**Problem to work on**
Copy out every line in which the string "cohesion" occurs.

**Information supplied**

- - - - -

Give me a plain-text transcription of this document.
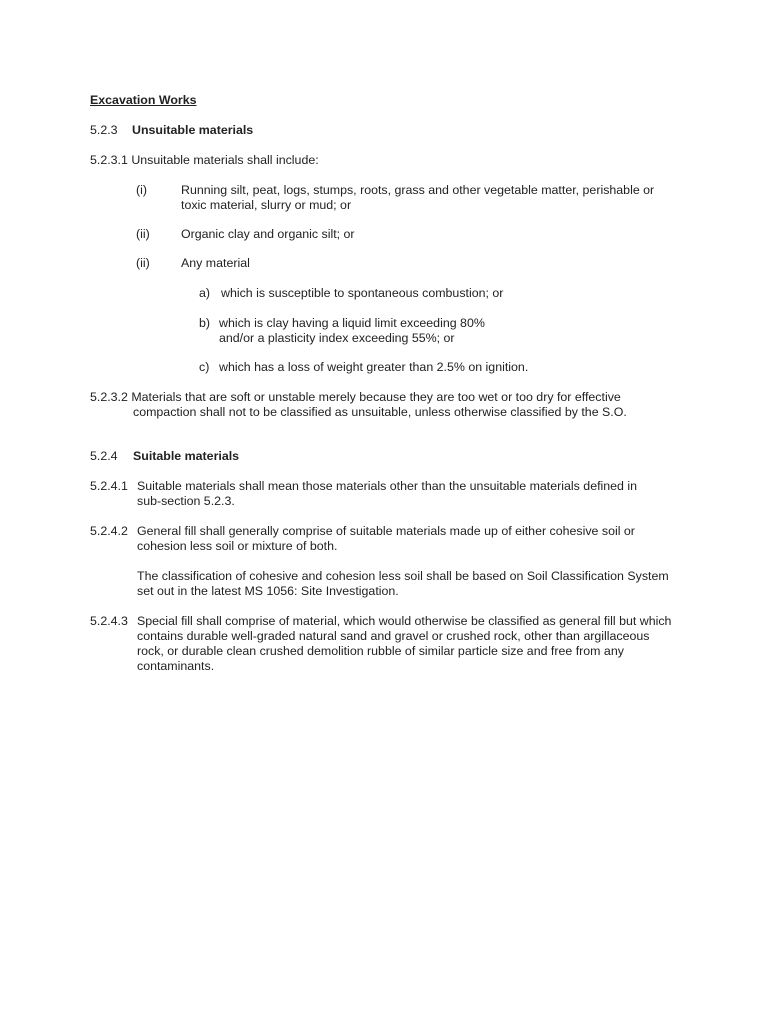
Excavation Works
5.2.3 Unsuitable materials
5.2.3.1 Unsuitable materials shall include:
(i)	Running silt, peat, logs, stumps, roots, grass and other vegetable matter, perishable or
toxic material, slurry or mud; or
(ii)	Organic clay and organic silt; or
(ii)	Any material
a) which is susceptible to spontaneous combustion; or
b) which is clay having a liquid limit exceeding 80%
and/or a plasticity index exceeding 55%; or
c) which has a loss of weight greater than 2.5% on ignition.
5.2.3.2 Materials that are soft or unstable merely because they are too wet or too dry for effective
compaction shall not to be classified as unsuitable, unless otherwise classified by the S.O.
5.2.4 Suitable materials
5.2.4.1 Suitable materials shall mean those materials other than the unsuitable materials defined in
sub-section 5.2.3.
5.2.4.2 General fill shall generally comprise of suitable materials made up of either cohesive soil or
cohesion less soil or mixture of both.
The classification of cohesive and cohesion less soil shall be based on Soil Classification System
set out in the latest MS 1056: Site Investigation.
5.2.4.3 Special fill shall comprise of material, which would otherwise be classified as general fill but which
contains durable well-graded natural sand and gravel or crushed rock, other than argillaceous
rock, or durable clean crushed demolition rubble of similar particle size and free from any
contaminants.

- - - - -

**Result for this exercise**
cohesion less soil or mixture of both.
The classification of cohesive and cohesion less soil shall be based on Soil Classification System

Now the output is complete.